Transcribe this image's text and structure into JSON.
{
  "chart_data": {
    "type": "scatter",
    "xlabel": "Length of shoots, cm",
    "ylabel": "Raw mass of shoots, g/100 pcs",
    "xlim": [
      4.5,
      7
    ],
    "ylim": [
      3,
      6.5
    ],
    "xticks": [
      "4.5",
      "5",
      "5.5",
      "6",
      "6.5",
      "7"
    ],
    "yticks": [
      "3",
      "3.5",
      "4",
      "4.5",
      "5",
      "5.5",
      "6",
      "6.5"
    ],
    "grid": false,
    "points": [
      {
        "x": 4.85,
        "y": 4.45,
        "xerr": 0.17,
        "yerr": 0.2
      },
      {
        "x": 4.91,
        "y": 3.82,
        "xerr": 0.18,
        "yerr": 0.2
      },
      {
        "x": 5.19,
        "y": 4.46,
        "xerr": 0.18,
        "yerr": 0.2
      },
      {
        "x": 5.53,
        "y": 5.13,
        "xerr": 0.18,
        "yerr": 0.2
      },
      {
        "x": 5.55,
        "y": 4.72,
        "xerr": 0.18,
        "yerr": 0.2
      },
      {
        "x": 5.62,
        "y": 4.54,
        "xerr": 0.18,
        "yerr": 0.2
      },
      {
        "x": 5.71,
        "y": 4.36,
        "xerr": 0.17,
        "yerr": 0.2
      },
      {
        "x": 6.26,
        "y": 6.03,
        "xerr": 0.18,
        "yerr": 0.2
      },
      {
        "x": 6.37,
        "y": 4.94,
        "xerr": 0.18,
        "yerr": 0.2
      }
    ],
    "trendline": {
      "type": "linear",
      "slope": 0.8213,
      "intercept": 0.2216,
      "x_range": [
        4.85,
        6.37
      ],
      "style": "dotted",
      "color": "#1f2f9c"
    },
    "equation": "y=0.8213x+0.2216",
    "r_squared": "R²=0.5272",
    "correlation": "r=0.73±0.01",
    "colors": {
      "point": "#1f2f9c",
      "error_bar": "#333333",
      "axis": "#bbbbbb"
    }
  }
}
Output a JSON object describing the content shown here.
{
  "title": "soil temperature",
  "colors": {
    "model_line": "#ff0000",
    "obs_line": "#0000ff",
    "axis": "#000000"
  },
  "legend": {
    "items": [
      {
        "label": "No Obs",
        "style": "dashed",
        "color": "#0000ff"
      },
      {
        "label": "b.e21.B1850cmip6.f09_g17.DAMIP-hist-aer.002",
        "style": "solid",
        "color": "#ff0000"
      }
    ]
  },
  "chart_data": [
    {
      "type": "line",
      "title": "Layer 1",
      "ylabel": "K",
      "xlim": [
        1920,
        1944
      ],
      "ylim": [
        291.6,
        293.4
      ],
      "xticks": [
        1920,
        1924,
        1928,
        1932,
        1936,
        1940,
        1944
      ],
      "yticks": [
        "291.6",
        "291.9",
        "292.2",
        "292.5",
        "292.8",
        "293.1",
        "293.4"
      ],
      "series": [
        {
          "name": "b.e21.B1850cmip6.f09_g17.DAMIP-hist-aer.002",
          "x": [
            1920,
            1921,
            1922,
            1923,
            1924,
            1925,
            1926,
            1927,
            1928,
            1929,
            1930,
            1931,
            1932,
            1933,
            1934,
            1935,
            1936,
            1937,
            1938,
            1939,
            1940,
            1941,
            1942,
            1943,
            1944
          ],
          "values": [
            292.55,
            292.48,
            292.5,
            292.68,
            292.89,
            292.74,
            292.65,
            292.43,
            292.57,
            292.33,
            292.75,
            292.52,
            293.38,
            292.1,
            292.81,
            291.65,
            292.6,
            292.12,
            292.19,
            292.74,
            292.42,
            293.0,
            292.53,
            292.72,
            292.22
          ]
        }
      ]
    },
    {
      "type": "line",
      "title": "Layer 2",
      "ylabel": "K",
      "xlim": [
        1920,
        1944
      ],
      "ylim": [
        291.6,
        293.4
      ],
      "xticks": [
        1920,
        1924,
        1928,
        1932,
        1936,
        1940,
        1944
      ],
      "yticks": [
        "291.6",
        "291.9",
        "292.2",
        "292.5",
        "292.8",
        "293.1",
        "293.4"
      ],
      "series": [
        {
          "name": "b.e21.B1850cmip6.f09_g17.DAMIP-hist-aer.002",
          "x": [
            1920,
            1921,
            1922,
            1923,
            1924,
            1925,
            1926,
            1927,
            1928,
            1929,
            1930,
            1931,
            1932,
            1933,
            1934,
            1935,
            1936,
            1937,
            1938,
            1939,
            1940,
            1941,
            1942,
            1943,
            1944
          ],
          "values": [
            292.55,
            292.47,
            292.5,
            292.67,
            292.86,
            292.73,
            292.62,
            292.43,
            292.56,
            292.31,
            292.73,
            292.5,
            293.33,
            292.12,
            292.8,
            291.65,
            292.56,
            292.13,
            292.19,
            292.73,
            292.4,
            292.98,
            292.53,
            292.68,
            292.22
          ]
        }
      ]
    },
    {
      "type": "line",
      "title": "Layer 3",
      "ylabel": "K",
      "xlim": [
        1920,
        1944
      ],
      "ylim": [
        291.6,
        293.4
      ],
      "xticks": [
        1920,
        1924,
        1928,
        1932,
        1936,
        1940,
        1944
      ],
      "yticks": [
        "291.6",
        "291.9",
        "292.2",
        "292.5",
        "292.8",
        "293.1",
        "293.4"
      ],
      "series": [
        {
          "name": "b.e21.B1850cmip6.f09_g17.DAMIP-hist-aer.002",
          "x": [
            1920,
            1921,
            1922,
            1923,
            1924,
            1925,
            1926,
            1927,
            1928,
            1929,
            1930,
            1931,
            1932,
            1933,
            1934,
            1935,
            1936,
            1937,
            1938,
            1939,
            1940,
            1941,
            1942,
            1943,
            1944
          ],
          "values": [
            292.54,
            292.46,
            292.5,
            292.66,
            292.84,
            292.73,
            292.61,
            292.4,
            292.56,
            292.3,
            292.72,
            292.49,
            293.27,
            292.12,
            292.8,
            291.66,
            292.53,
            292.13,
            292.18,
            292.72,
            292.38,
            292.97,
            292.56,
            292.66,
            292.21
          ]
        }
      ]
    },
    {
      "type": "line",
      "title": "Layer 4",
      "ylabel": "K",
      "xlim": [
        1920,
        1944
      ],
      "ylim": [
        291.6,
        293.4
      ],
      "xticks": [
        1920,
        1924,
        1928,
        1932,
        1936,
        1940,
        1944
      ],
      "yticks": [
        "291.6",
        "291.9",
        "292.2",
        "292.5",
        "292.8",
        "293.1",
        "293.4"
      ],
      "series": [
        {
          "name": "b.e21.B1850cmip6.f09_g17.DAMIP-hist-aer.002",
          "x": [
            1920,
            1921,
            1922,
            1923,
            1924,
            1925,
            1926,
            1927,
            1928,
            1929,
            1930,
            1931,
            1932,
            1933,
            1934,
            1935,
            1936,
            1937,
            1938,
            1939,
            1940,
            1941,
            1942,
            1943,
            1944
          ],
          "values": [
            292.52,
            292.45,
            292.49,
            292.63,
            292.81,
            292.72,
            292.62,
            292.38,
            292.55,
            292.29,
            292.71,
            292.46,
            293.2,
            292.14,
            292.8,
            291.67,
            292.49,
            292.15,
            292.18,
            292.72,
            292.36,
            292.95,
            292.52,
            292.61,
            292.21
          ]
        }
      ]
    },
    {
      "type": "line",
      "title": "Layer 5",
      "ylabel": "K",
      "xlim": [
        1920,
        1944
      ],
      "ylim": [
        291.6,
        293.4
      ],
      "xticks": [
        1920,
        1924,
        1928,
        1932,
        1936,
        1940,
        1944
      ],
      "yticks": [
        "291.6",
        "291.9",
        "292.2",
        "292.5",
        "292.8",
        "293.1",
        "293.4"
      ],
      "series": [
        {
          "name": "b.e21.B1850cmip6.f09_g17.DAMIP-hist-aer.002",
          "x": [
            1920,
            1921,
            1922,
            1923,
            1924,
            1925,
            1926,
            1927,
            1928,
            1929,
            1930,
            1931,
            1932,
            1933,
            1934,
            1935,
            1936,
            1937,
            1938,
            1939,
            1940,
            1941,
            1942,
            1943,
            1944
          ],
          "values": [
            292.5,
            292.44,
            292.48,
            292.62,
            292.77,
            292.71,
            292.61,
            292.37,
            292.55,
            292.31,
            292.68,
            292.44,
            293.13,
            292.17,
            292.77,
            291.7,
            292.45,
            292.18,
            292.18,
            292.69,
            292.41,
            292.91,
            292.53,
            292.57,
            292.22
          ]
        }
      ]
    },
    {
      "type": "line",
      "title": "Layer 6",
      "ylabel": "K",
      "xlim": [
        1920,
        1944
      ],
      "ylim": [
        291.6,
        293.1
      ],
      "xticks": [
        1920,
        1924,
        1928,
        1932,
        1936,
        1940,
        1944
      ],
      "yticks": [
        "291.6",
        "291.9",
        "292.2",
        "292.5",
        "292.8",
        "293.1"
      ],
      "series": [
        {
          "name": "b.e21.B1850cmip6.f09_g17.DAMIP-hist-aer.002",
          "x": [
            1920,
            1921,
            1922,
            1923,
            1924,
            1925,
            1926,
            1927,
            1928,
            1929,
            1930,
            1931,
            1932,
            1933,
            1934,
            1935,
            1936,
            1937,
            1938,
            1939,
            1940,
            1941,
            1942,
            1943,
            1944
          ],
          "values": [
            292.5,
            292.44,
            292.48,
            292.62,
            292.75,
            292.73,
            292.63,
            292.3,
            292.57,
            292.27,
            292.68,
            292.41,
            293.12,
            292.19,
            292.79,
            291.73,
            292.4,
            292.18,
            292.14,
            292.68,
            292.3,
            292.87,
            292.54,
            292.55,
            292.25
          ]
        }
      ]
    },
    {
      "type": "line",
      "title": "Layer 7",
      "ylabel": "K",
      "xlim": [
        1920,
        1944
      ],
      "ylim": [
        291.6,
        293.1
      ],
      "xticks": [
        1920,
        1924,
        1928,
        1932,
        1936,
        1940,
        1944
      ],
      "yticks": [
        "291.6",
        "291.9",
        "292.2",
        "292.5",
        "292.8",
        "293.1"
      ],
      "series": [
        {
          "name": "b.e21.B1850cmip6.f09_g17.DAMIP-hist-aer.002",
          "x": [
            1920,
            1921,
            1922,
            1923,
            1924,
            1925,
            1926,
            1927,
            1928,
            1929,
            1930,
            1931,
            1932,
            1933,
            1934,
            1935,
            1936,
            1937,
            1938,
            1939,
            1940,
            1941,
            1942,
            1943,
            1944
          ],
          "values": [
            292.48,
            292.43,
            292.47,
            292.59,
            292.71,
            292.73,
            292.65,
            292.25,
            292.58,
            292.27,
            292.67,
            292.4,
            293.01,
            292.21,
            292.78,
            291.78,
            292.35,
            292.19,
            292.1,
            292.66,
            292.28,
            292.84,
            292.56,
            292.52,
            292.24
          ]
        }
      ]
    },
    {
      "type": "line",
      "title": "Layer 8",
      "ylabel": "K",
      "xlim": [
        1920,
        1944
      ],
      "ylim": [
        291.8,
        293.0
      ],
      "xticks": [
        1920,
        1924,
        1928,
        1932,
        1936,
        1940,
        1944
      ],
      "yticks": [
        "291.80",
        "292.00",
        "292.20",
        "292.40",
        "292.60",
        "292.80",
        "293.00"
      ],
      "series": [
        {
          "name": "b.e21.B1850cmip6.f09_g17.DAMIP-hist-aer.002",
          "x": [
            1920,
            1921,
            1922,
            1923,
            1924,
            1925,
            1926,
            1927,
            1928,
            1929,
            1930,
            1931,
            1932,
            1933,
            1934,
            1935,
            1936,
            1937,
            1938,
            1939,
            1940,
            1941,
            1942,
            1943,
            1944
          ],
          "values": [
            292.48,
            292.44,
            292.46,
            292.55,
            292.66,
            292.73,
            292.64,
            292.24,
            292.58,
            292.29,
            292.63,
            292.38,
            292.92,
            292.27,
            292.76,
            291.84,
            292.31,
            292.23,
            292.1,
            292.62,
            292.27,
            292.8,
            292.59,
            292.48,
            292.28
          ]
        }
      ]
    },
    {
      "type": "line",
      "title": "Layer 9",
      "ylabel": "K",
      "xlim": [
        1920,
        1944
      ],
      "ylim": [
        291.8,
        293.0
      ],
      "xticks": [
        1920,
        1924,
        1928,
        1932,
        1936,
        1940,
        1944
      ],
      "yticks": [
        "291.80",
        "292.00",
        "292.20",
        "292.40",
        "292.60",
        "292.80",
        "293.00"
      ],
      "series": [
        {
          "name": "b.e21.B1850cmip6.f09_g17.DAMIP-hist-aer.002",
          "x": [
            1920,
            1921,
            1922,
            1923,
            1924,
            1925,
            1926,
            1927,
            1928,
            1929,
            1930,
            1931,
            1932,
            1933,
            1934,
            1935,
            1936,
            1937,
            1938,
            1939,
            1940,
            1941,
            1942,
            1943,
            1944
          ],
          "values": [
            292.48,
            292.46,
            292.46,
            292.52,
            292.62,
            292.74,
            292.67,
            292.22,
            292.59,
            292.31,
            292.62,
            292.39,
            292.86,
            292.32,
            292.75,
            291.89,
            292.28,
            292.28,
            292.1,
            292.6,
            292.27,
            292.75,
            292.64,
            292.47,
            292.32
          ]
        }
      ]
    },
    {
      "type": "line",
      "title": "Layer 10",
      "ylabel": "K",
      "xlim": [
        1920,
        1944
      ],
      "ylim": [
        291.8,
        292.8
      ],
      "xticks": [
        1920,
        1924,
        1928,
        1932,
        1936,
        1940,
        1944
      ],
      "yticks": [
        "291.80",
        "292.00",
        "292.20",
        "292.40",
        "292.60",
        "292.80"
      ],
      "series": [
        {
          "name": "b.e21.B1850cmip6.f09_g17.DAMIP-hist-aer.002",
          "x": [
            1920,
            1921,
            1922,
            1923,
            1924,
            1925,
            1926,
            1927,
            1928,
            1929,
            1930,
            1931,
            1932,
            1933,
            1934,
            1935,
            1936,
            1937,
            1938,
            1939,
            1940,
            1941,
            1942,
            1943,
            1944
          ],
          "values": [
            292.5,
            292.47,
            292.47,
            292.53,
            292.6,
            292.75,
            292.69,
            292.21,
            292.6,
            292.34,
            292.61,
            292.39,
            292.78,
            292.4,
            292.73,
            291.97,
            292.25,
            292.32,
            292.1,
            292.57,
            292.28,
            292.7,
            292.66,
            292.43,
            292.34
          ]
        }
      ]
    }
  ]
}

= = =

Task directions: Check every line in the material above for the string "Layer", then give only the number of lines that have it.

Task output: 10